◆ WHAT THE EXERCISE ASKS
Wherever a line of the data contains "August", copy that line.

[Dataset items]
┌──

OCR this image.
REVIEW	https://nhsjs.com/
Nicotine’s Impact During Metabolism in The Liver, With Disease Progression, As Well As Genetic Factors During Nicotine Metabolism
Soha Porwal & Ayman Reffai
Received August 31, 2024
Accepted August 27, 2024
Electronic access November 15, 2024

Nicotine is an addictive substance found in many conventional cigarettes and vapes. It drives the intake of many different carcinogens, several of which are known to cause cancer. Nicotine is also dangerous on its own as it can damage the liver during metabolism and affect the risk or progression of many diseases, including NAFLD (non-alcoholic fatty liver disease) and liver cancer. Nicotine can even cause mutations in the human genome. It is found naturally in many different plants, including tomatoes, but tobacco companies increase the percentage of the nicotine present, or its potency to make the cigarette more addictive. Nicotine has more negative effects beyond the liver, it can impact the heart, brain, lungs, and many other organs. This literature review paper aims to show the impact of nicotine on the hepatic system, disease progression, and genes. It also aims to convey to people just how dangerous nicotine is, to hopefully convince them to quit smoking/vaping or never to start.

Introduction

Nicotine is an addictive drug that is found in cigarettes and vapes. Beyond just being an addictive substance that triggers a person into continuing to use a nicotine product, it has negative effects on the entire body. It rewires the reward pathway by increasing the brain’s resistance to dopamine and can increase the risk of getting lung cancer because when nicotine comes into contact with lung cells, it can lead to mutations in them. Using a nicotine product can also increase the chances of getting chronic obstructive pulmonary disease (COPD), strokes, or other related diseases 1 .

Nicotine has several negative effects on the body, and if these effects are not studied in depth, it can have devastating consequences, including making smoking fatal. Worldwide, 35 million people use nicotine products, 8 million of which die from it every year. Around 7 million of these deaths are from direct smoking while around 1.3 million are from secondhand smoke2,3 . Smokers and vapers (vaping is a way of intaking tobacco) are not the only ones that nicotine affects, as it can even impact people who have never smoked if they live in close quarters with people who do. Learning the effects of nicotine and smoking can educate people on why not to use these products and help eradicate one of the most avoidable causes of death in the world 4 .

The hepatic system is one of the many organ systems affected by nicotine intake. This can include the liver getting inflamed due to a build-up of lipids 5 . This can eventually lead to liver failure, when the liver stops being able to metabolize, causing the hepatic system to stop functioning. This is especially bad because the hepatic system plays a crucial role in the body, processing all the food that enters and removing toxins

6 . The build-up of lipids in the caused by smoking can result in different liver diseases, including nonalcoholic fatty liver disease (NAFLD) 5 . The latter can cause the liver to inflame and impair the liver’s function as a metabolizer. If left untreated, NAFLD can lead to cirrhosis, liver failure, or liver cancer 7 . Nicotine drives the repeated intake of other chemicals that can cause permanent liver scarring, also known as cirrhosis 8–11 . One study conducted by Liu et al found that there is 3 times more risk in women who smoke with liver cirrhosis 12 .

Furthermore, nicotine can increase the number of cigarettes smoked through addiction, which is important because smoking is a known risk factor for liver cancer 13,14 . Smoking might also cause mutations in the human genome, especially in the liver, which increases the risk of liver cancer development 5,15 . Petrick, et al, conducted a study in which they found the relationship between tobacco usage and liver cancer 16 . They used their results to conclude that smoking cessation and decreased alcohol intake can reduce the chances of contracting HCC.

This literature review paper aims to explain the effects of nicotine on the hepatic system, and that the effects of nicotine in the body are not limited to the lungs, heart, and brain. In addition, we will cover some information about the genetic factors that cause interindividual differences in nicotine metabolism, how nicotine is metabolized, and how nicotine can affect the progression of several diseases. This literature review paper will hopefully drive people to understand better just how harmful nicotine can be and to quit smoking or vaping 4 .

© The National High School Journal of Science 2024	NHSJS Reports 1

└──

◆ ANSWER FOR THIS EXERCISE
Received August 31, 2024
Accepted August 27, 2024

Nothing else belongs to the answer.